Directive: Your task is to extract every entry that follows word for word while excluding the pictures.

Data to use:
++++++

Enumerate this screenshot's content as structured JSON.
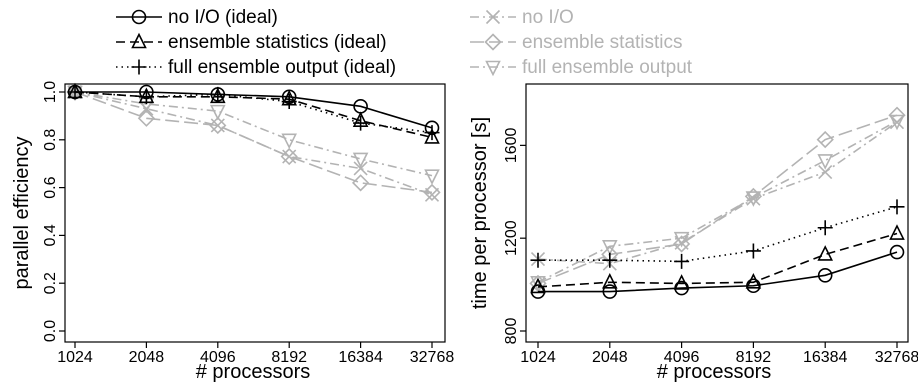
{
  "legend": [
    {
      "label": "no I/O (ideal)",
      "style": "solid",
      "marker": "circle",
      "color": "#000000"
    },
    {
      "label": "ensemble statistics (ideal)",
      "style": "dashed",
      "marker": "triangle",
      "color": "#000000"
    },
    {
      "label": "full ensemble output (ideal)",
      "style": "dotted",
      "marker": "plus",
      "color": "#000000"
    },
    {
      "label": "no I/O",
      "style": "dashdot",
      "marker": "x",
      "color": "#b3b3b3"
    },
    {
      "label": "ensemble statistics",
      "style": "longdash",
      "marker": "diamond",
      "color": "#b3b3b3"
    },
    {
      "label": "full ensemble output",
      "style": "dashdot",
      "marker": "triangle-down",
      "color": "#b3b3b3"
    }
  ],
  "chart_data": [
    {
      "type": "line",
      "xlabel": "# processors",
      "ylabel": "parallel efficiency",
      "categories": [
        "1024",
        "2048",
        "4096",
        "8192",
        "16384",
        "32768"
      ],
      "yticks": [
        "0.0",
        "0.2",
        "0.4",
        "0.6",
        "0.8",
        "1.0"
      ],
      "ylim": [
        0.0,
        1.0
      ],
      "series": [
        {
          "name": "no I/O (ideal)",
          "values": [
            1.0,
            1.0,
            0.99,
            0.98,
            0.94,
            0.85
          ]
        },
        {
          "name": "ensemble statistics (ideal)",
          "values": [
            1.0,
            0.98,
            0.98,
            0.97,
            0.88,
            0.81
          ]
        },
        {
          "name": "full ensemble output (ideal)",
          "values": [
            1.0,
            0.98,
            0.99,
            0.96,
            0.87,
            0.83
          ]
        },
        {
          "name": "no I/O",
          "values": [
            1.0,
            0.93,
            0.86,
            0.73,
            0.68,
            0.57
          ]
        },
        {
          "name": "ensemble statistics",
          "values": [
            1.0,
            0.89,
            0.86,
            0.73,
            0.62,
            0.58
          ]
        },
        {
          "name": "full ensemble output",
          "values": [
            1.0,
            0.95,
            0.92,
            0.8,
            0.72,
            0.65
          ]
        }
      ]
    },
    {
      "type": "line",
      "xlabel": "# processors",
      "ylabel": "time per processor [s]",
      "categories": [
        "1024",
        "2048",
        "4096",
        "8192",
        "16384",
        "32768"
      ],
      "yticks": [
        "800",
        "1200",
        "1600"
      ],
      "ylim": [
        800,
        1830
      ],
      "series": [
        {
          "name": "no I/O (ideal)",
          "values": [
            970,
            970,
            985,
            995,
            1040,
            1140
          ]
        },
        {
          "name": "ensemble statistics (ideal)",
          "values": [
            990,
            1010,
            1005,
            1010,
            1130,
            1220
          ]
        },
        {
          "name": "full ensemble output (ideal)",
          "values": [
            1105,
            1105,
            1100,
            1145,
            1245,
            1335
          ]
        },
        {
          "name": "no I/O",
          "values": [
            1110,
            1090,
            1180,
            1370,
            1485,
            1700
          ]
        },
        {
          "name": "ensemble statistics",
          "values": [
            1005,
            1130,
            1175,
            1380,
            1625,
            1730
          ]
        },
        {
          "name": "full ensemble output",
          "values": [
            1010,
            1165,
            1200,
            1375,
            1535,
            1705
          ]
        }
      ]
    }
  ]
}
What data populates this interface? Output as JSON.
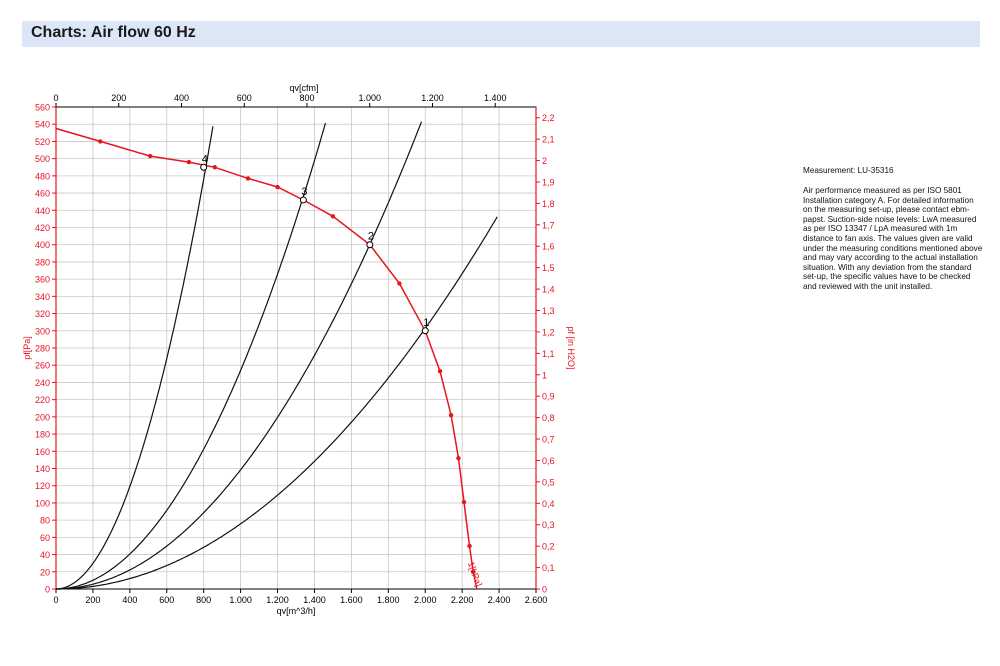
{
  "header": {
    "title": "Charts: Air flow 60 Hz"
  },
  "side_panel": {
    "measurement": "Measurement: LU-35316",
    "description": "Air performance measured as per ISO 5801 Installation category A. For detailed information on the measuring set-up, please contact ebm-papst. Suction-side noise levels: LwA measured as per ISO 13347 / LpA measured with 1m distance to fan axis. The values given are valid under the measuring conditions mentioned above and may vary according to the actual installation situation. With any deviation from the standard set-up, the specific values have to be checked and reviewed with the unit installed."
  },
  "colors": {
    "header_bg": "#dde6f7",
    "fan_curve": "#e8141e",
    "system_curves": "#111111",
    "grid": "#c8c8c8"
  },
  "chart_data": {
    "type": "line",
    "title": "",
    "xlabel": "qv[m^3/h]",
    "x2label": "qv[cfm]",
    "ylabel": "pf[Pa]",
    "y2label": "pf [in H2O]",
    "xlim": [
      0,
      2600
    ],
    "ylim": [
      0,
      560
    ],
    "x2lim": [
      0,
      1530
    ],
    "y2lim": [
      0,
      2.25
    ],
    "x_ticks": [
      "0",
      "200",
      "400",
      "600",
      "800",
      "1.000",
      "1.200",
      "1.400",
      "1.600",
      "1.800",
      "2.000",
      "2.200",
      "2.400",
      "2.600"
    ],
    "y_ticks": [
      "0",
      "20",
      "40",
      "60",
      "80",
      "100",
      "120",
      "140",
      "160",
      "180",
      "200",
      "220",
      "240",
      "260",
      "280",
      "300",
      "320",
      "340",
      "360",
      "380",
      "400",
      "420",
      "440",
      "460",
      "480",
      "500",
      "520",
      "540",
      "560"
    ],
    "x2_ticks": [
      "0",
      "200",
      "400",
      "600",
      "800",
      "1.000",
      "1.200",
      "1.400"
    ],
    "y2_ticks": [
      "0",
      "0,1",
      "0,2",
      "0,3",
      "0,4",
      "0,5",
      "0,6",
      "0,7",
      "0,8",
      "0,9",
      "1",
      "1,1",
      "1,2",
      "1,3",
      "1,4",
      "1,5",
      "1,6",
      "1,7",
      "1,8",
      "1,9",
      "2",
      "2,1",
      "2,2"
    ],
    "x2_values": [
      0,
      200,
      400,
      600,
      800,
      1000,
      1200,
      1400
    ],
    "y2_values": [
      0,
      0.1,
      0.2,
      0.3,
      0.4,
      0.5,
      0.6,
      0.7,
      0.8,
      0.9,
      1.0,
      1.1,
      1.2,
      1.3,
      1.4,
      1.5,
      1.6,
      1.7,
      1.8,
      1.9,
      2.0,
      2.1,
      2.2
    ],
    "grid": true,
    "series": [
      {
        "name": "",
        "kind": "fan_curve",
        "x": [
          0,
          240,
          510,
          720,
          860,
          1040,
          1200,
          1340,
          1500,
          1700,
          1860,
          2000,
          2080,
          2140,
          2180,
          2210,
          2240,
          2260,
          2280
        ],
        "y": [
          535,
          520,
          503,
          496,
          490,
          477,
          467,
          452,
          433,
          400,
          355,
          300,
          253,
          202,
          152,
          101,
          50,
          20,
          0
        ]
      },
      {
        "name": "",
        "kind": "system_curve",
        "k": 0.000744,
        "xmax": 850
      },
      {
        "name": "",
        "kind": "system_curve",
        "k": 0.000254,
        "xmax": 1460
      },
      {
        "name": "",
        "kind": "system_curve",
        "k": 0.0001385,
        "xmax": 1980
      },
      {
        "name": "",
        "kind": "system_curve",
        "k": 7.57e-05,
        "xmax": 2390
      }
    ],
    "operating_points": [
      {
        "label": "4",
        "x": 800,
        "y": 490
      },
      {
        "label": "3",
        "x": 1340,
        "y": 452
      },
      {
        "label": "2",
        "x": 1700,
        "y": 400
      },
      {
        "label": "1",
        "x": 2000,
        "y": 300
      }
    ],
    "annotations": [
      {
        "text": "1[kPa]",
        "x": 2230,
        "y": 30
      }
    ]
  }
}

++++++

Exercise result:
Enumerate this screenshot's content as structured JSON.
{
  "legend": [
    {
      "label": "no I/O (ideal)",
      "style": "solid",
      "marker": "circle",
      "color": "#000000"
    },
    {
      "label": "ensemble statistics (ideal)",
      "style": "dashed",
      "marker": "triangle",
      "color": "#000000"
    },
    {
      "label": "full ensemble output (ideal)",
      "style": "dotted",
      "marker": "plus",
      "color": "#000000"
    },
    {
      "label": "no I/O",
      "style": "dashdot",
      "marker": "x",
      "color": "#b3b3b3"
    },
    {
      "label": "ensemble statistics",
      "style": "longdash",
      "marker": "diamond",
      "color": "#b3b3b3"
    },
    {
      "label": "full ensemble output",
      "style": "dashdot",
      "marker": "triangle-down",
      "color": "#b3b3b3"
    }
  ],
  "chart_data": [
    {
      "type": "line",
      "xlabel": "# processors",
      "ylabel": "parallel efficiency",
      "categories": [
        "1024",
        "2048",
        "4096",
        "8192",
        "16384",
        "32768"
      ],
      "yticks": [
        "0.0",
        "0.2",
        "0.4",
        "0.6",
        "0.8",
        "1.0"
      ],
      "ylim": [
        0.0,
        1.0
      ],
      "series": [
        {
          "name": "no I/O (ideal)",
          "values": [
            1.0,
            1.0,
            0.99,
            0.98,
            0.94,
            0.85
          ]
        },
        {
          "name": "ensemble statistics (ideal)",
          "values": [
            1.0,
            0.98,
            0.98,
            0.97,
            0.88,
            0.81
          ]
        },
        {
          "name": "full ensemble output (ideal)",
          "values": [
            1.0,
            0.98,
            0.99,
            0.96,
            0.87,
            0.83
          ]
        },
        {
          "name": "no I/O",
          "values": [
            1.0,
            0.93,
            0.86,
            0.73,
            0.68,
            0.57
          ]
        },
        {
          "name": "ensemble statistics",
          "values": [
            1.0,
            0.89,
            0.86,
            0.73,
            0.62,
            0.58
          ]
        },
        {
          "name": "full ensemble output",
          "values": [
            1.0,
            0.95,
            0.92,
            0.8,
            0.72,
            0.65
          ]
        }
      ]
    },
    {
      "type": "line",
      "xlabel": "# processors",
      "ylabel": "time per processor [s]",
      "categories": [
        "1024",
        "2048",
        "4096",
        "8192",
        "16384",
        "32768"
      ],
      "yticks": [
        "800",
        "1200",
        "1600"
      ],
      "ylim": [
        800,
        1830
      ],
      "series": [
        {
          "name": "no I/O (ideal)",
          "values": [
            970,
            970,
            985,
            995,
            1040,
            1140
          ]
        },
        {
          "name": "ensemble statistics (ideal)",
          "values": [
            990,
            1010,
            1005,
            1010,
            1130,
            1220
          ]
        },
        {
          "name": "full ensemble output (ideal)",
          "values": [
            1105,
            1105,
            1100,
            1145,
            1245,
            1335
          ]
        },
        {
          "name": "no I/O",
          "values": [
            1110,
            1090,
            1180,
            1370,
            1485,
            1700
          ]
        },
        {
          "name": "ensemble statistics",
          "values": [
            1005,
            1130,
            1175,
            1380,
            1625,
            1730
          ]
        },
        {
          "name": "full ensemble output",
          "values": [
            1010,
            1165,
            1200,
            1375,
            1535,
            1705
          ]
        }
      ]
    }
  ]
}
What data populates this interface? Output as JSON.
{
  "header": {
    "title": "Charts: Air flow 60 Hz"
  },
  "side_panel": {
    "measurement": "Measurement: LU-35316",
    "description": "Air performance measured as per ISO 5801 Installation category A. For detailed information on the measuring set-up, please contact ebm-papst. Suction-side noise levels: LwA measured as per ISO 13347 / LpA measured with 1m distance to fan axis. The values given are valid under the measuring conditions mentioned above and may vary according to the actual installation situation. With any deviation from the standard set-up, the specific values have to be checked and reviewed with the unit installed."
  },
  "colors": {
    "header_bg": "#dde6f7",
    "fan_curve": "#e8141e",
    "system_curves": "#111111",
    "grid": "#c8c8c8"
  },
  "chart_data": {
    "type": "line",
    "title": "",
    "xlabel": "qv[m^3/h]",
    "x2label": "qv[cfm]",
    "ylabel": "pf[Pa]",
    "y2label": "pf [in H2O]",
    "xlim": [
      0,
      2600
    ],
    "ylim": [
      0,
      560
    ],
    "x2lim": [
      0,
      1530
    ],
    "y2lim": [
      0,
      2.25
    ],
    "x_ticks": [
      "0",
      "200",
      "400",
      "600",
      "800",
      "1.000",
      "1.200",
      "1.400",
      "1.600",
      "1.800",
      "2.000",
      "2.200",
      "2.400",
      "2.600"
    ],
    "y_ticks": [
      "0",
      "20",
      "40",
      "60",
      "80",
      "100",
      "120",
      "140",
      "160",
      "180",
      "200",
      "220",
      "240",
      "260",
      "280",
      "300",
      "320",
      "340",
      "360",
      "380",
      "400",
      "420",
      "440",
      "460",
      "480",
      "500",
      "520",
      "540",
      "560"
    ],
    "x2_ticks": [
      "0",
      "200",
      "400",
      "600",
      "800",
      "1.000",
      "1.200",
      "1.400"
    ],
    "y2_ticks": [
      "0",
      "0,1",
      "0,2",
      "0,3",
      "0,4",
      "0,5",
      "0,6",
      "0,7",
      "0,8",
      "0,9",
      "1",
      "1,1",
      "1,2",
      "1,3",
      "1,4",
      "1,5",
      "1,6",
      "1,7",
      "1,8",
      "1,9",
      "2",
      "2,1",
      "2,2"
    ],
    "x2_values": [
      0,
      200,
      400,
      600,
      800,
      1000,
      1200,
      1400
    ],
    "y2_values": [
      0,
      0.1,
      0.2,
      0.3,
      0.4,
      0.5,
      0.6,
      0.7,
      0.8,
      0.9,
      1.0,
      1.1,
      1.2,
      1.3,
      1.4,
      1.5,
      1.6,
      1.7,
      1.8,
      1.9,
      2.0,
      2.1,
      2.2
    ],
    "grid": true,
    "series": [
      {
        "name": "",
        "kind": "fan_curve",
        "x": [
          0,
          240,
          510,
          720,
          860,
          1040,
          1200,
          1340,
          1500,
          1700,
          1860,
          2000,
          2080,
          2140,
          2180,
          2210,
          2240,
          2260,
          2280
        ],
        "y": [
          535,
          520,
          503,
          496,
          490,
          477,
          467,
          452,
          433,
          400,
          355,
          300,
          253,
          202,
          152,
          101,
          50,
          20,
          0
        ]
      },
      {
        "name": "",
        "kind": "system_curve",
        "k": 0.000744,
        "xmax": 850
      },
      {
        "name": "",
        "kind": "system_curve",
        "k": 0.000254,
        "xmax": 1460
      },
      {
        "name": "",
        "kind": "system_curve",
        "k": 0.0001385,
        "xmax": 1980
      },
      {
        "name": "",
        "kind": "system_curve",
        "k": 7.57e-05,
        "xmax": 2390
      }
    ],
    "operating_points": [
      {
        "label": "4",
        "x": 800,
        "y": 490
      },
      {
        "label": "3",
        "x": 1340,
        "y": 452
      },
      {
        "label": "2",
        "x": 1700,
        "y": 400
      },
      {
        "label": "1",
        "x": 2000,
        "y": 300
      }
    ],
    "annotations": [
      {
        "text": "1[kPa]",
        "x": 2230,
        "y": 30
      }
    ]
  }
}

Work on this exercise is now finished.